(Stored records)
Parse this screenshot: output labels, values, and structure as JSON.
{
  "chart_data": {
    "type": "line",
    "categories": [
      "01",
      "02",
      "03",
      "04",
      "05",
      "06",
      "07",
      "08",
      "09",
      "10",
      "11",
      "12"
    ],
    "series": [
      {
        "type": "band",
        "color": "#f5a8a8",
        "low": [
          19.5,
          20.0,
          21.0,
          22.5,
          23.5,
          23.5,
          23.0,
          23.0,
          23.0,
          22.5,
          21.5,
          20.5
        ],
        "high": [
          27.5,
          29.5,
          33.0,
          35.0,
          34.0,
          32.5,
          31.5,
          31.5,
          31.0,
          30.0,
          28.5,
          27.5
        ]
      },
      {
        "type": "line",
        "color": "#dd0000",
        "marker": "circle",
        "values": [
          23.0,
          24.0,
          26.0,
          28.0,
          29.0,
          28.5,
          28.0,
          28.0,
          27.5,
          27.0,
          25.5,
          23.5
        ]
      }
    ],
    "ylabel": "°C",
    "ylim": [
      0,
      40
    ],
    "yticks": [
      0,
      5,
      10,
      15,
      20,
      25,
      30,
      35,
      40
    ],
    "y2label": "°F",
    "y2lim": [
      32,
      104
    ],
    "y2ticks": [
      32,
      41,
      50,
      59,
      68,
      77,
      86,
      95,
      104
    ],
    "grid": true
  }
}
* * *
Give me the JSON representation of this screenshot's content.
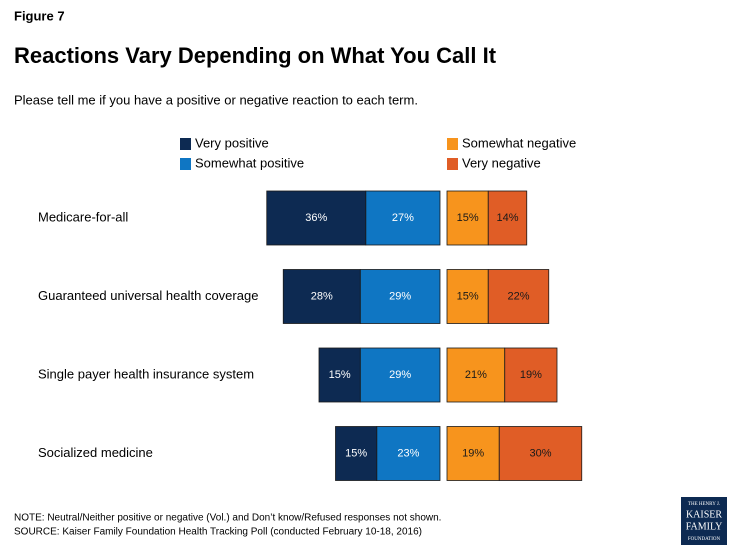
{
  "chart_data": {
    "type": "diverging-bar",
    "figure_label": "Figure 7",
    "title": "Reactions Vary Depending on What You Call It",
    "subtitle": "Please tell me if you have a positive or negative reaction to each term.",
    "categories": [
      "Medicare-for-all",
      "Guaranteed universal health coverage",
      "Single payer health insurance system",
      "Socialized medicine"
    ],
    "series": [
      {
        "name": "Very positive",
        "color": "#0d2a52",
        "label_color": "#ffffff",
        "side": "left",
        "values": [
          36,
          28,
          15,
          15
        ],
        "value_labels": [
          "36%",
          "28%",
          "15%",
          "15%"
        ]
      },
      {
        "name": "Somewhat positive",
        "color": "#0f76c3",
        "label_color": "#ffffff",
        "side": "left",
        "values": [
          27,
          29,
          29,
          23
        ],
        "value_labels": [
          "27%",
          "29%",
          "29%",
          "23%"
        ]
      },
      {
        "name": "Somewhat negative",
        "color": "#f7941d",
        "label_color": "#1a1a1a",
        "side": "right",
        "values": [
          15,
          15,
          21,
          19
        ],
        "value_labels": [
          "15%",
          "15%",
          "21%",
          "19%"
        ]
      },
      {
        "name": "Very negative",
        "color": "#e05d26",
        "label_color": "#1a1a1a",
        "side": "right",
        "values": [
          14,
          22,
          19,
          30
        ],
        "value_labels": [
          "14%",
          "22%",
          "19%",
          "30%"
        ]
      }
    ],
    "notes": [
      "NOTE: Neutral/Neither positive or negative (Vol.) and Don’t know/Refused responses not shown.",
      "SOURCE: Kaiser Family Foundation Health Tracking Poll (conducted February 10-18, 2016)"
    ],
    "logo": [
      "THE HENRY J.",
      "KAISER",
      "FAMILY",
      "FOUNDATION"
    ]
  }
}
--
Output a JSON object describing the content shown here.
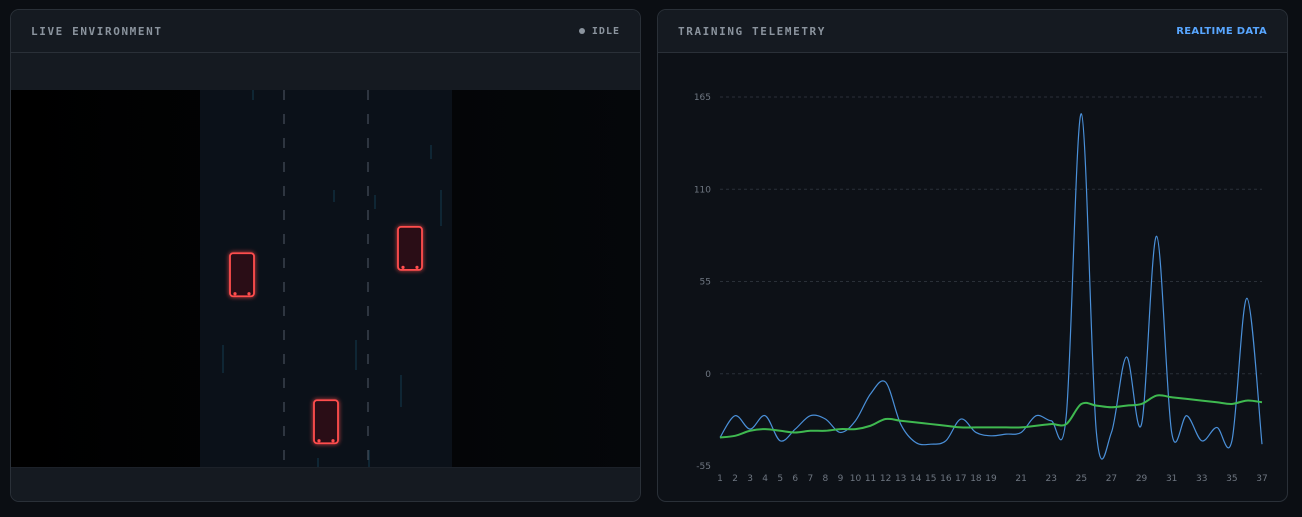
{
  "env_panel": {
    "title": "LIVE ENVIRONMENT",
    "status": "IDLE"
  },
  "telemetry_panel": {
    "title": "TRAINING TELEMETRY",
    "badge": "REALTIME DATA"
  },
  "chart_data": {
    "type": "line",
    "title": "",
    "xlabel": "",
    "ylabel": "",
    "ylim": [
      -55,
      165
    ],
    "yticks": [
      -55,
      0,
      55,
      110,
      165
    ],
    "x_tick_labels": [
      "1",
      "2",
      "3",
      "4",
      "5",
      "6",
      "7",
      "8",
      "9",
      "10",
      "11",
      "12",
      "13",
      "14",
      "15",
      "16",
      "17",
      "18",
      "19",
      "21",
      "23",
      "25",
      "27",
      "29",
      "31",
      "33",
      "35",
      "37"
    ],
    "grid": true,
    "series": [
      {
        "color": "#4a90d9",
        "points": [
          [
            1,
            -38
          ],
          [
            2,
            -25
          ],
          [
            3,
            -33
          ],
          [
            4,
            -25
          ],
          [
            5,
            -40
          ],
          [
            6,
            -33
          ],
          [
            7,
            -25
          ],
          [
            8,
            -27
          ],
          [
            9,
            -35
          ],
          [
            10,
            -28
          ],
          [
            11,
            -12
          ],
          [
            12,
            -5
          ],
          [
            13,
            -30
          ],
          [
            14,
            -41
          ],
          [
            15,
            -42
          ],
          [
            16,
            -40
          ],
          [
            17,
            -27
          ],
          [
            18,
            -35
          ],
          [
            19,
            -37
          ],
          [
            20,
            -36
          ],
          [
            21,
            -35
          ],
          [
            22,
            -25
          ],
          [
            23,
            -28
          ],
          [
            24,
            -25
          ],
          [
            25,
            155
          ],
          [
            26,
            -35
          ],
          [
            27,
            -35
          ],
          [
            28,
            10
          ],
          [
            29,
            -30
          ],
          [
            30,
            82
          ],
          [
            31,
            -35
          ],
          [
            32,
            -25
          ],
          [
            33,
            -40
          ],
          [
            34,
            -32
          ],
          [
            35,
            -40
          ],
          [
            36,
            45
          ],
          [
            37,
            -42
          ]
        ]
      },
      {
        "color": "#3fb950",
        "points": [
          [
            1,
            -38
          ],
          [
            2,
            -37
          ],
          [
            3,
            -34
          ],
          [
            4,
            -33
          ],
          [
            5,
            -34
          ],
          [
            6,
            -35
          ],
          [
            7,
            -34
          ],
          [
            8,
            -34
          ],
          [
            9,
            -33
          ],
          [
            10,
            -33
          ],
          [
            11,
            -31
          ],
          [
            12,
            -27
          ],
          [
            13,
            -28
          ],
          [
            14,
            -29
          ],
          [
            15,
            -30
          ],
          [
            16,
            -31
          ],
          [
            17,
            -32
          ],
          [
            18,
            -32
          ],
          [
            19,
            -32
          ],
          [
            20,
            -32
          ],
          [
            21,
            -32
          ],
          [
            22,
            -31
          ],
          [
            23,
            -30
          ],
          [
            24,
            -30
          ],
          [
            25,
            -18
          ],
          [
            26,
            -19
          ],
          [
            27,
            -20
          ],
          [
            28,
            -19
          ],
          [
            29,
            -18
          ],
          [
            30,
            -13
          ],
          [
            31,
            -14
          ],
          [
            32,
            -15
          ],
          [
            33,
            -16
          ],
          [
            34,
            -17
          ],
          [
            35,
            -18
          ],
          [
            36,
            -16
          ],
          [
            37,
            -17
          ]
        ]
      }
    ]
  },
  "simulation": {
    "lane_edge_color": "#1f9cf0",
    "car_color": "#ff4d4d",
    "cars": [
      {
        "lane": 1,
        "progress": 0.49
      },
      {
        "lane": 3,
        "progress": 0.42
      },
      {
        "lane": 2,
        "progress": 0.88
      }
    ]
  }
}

• **Exercise directions**:
For the data above, state only how many lines include the word "Somewhat".

• **Expected answer**:
2